>> start EXTRACT
HRH Prince Haji Jefri Bolkiah was born 1954. He is the brother of Hassanal Bolkiah, the current and 29th Sultan of Brunei, and the fourth son of Omar Ali Saifuddien III, the 28th Sultan of Brunei. Prince Jefri is currently 17th in the line of succession to be sultan. Prince Jefri’s son—1) HE Prince Haji 'Abdu'l Hakim (born 1973), 2) HE Prince Muda Bahar (born 1981) and HE Prince Kiko (born 1995)— are 18th, 19th and 20th in the line of succession to be sultan.

Prince Jefri’s primary family members: 1) Her Highness Pengiran Anak Isteri Pengiran Norhayati binti Pengiran Jaya Negara Pengiran Haji Abdul Rahman is the wife of HRH Prince Jefri. 2) His Highness Pengiran Muda Abdul Hakeem ibni Duli Yang Teramat Mulia Paduka Seri Pengiran Digadong Sahibul Mal Pengiran Muda Haji Jefri Bolkiah, (HH Prince Abdul Hakeem) is the son of HRH Prince Jefri. 3) Her Highness Pengiran Anak Hamidah Jamalul Bulqiah binti Duli Yang Teramat Mulia Paduka Seri Pengiran Digadong Sahibul Mal Pengiran Muda Haji Jefri Bolkiah, (HH Lady Hamidah), is the daughter of HRH Prince Jefri. 4) His Highness Pengiran Muda Bahar ibni Duli Yang Teramat Mulia Paduka Seri Pengiran Digadong Sahibul Mal Pengiran Muda Haji Jefri Bolkiah, (HH Prince Bahar), son of HRH Prince Jefri.
>> end EXTRACT
>> start RECORD EXTRACTS
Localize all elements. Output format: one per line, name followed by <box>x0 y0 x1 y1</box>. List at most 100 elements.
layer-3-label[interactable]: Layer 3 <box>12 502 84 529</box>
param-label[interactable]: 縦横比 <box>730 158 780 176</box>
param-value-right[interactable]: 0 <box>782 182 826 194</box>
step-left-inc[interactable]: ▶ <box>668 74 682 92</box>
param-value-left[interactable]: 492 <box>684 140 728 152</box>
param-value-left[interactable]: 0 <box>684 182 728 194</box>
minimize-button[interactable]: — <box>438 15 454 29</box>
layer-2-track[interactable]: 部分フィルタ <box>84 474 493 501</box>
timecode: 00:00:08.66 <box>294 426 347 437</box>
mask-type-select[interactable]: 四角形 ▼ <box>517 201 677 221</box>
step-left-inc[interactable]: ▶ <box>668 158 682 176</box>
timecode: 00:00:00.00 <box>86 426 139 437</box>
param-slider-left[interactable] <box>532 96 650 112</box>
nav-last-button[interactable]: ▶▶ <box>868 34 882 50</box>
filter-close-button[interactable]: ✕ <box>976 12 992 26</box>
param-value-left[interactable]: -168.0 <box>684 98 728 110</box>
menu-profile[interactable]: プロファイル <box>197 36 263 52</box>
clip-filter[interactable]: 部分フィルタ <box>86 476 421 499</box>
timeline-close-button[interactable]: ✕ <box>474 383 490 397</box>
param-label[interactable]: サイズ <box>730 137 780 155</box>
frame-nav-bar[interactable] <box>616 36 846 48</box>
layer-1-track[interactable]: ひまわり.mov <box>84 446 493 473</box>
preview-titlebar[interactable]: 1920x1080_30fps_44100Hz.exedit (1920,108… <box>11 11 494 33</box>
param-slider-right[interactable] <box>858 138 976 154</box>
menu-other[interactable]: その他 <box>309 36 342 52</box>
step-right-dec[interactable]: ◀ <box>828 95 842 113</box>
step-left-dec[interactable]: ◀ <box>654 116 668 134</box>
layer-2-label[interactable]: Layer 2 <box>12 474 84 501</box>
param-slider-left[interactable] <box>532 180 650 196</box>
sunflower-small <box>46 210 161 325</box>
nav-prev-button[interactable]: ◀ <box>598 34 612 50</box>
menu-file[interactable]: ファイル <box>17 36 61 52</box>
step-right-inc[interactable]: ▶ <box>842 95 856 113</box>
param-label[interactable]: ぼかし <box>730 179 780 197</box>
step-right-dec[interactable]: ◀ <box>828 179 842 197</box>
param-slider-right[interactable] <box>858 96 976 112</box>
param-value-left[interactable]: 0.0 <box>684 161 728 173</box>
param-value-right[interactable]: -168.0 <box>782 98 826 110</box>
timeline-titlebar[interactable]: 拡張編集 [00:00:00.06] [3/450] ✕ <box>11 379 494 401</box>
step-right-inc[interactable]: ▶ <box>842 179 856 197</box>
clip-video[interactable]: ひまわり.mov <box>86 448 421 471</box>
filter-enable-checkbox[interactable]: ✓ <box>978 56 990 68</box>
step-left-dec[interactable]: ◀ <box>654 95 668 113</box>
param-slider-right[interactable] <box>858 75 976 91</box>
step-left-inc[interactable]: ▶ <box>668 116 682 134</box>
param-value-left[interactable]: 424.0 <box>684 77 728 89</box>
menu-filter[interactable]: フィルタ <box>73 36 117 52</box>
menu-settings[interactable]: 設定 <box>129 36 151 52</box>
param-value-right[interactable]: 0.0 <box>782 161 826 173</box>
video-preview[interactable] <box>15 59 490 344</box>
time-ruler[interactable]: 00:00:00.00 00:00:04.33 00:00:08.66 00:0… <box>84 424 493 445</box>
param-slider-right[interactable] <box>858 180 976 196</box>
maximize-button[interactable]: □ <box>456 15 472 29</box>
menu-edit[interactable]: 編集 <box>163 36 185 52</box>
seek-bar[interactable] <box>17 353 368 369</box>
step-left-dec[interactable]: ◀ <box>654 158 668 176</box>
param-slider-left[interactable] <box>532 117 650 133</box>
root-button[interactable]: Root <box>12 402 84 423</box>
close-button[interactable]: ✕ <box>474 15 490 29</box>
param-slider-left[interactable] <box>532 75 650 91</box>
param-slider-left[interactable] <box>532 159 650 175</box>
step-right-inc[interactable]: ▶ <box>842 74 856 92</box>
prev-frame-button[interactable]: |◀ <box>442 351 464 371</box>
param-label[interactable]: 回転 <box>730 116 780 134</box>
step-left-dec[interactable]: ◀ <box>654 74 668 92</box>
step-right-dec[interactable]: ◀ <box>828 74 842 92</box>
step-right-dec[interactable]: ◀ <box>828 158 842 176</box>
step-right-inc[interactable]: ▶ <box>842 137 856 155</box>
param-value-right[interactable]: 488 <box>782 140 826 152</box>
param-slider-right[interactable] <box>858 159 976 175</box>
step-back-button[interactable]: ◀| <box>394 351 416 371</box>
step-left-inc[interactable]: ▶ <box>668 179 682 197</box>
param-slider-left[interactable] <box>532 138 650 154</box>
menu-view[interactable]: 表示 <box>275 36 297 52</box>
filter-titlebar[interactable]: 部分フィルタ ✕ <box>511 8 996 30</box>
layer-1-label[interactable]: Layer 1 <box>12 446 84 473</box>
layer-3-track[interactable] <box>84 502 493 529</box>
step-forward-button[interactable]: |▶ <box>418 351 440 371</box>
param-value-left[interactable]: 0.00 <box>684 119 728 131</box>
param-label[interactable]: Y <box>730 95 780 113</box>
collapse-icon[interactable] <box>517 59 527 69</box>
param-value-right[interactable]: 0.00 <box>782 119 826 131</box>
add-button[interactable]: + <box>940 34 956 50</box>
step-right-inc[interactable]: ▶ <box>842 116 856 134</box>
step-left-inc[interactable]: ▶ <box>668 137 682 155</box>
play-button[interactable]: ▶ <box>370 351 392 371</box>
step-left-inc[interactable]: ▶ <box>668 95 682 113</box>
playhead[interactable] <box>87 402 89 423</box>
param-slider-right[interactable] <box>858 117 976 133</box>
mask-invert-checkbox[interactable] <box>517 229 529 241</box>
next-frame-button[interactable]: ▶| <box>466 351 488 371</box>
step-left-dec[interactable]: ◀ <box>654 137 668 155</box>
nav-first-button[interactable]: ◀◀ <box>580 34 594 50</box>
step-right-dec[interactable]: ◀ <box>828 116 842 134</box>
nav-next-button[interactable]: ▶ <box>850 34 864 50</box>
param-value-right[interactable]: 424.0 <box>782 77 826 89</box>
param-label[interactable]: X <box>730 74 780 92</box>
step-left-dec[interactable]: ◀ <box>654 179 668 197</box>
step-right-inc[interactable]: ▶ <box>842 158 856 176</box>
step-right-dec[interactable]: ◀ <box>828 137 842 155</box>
>> end RECORD EXTRACTS
**EXERCISE REQUIREMENTS:**
1. Where does Prince Jefri currently stand in the line of succession to be sultan, according to the text on Prince Jefri Bolkiah?
2. Please extend the text about Prince Jefri Bolkiah and his family from the point where it ends.
The listing has no connection to the text about Prince Jefri Bolkiah.

**EXERCISE RESPONSES:**
1. He is 17th in the line of succession.

2.
Prince Jefri’s Extravagant Lifestyle

Prince Jefri has regarded himself as something a playboy. He loves fast cars, beauty queens and spending money. At the height of his profligacy he owned a huge yacht, a private Airbus A340, Formula 1 racing car and a Siorsky helicopter. In his palaces he had gold-plated toilet brushes, gilded toilet paper holders, a 12-foot-high bronze rocking horse, two antique cannons, fine china with a royal seal, an inventory of grand pianos and machinery for a bowling alley. By one count he spent an average of $747,000 a day over 10 years, which added together comes to a total of $2.7 billion. By some accounts he wasted a total of $25 billion if his bad investments are calculated in.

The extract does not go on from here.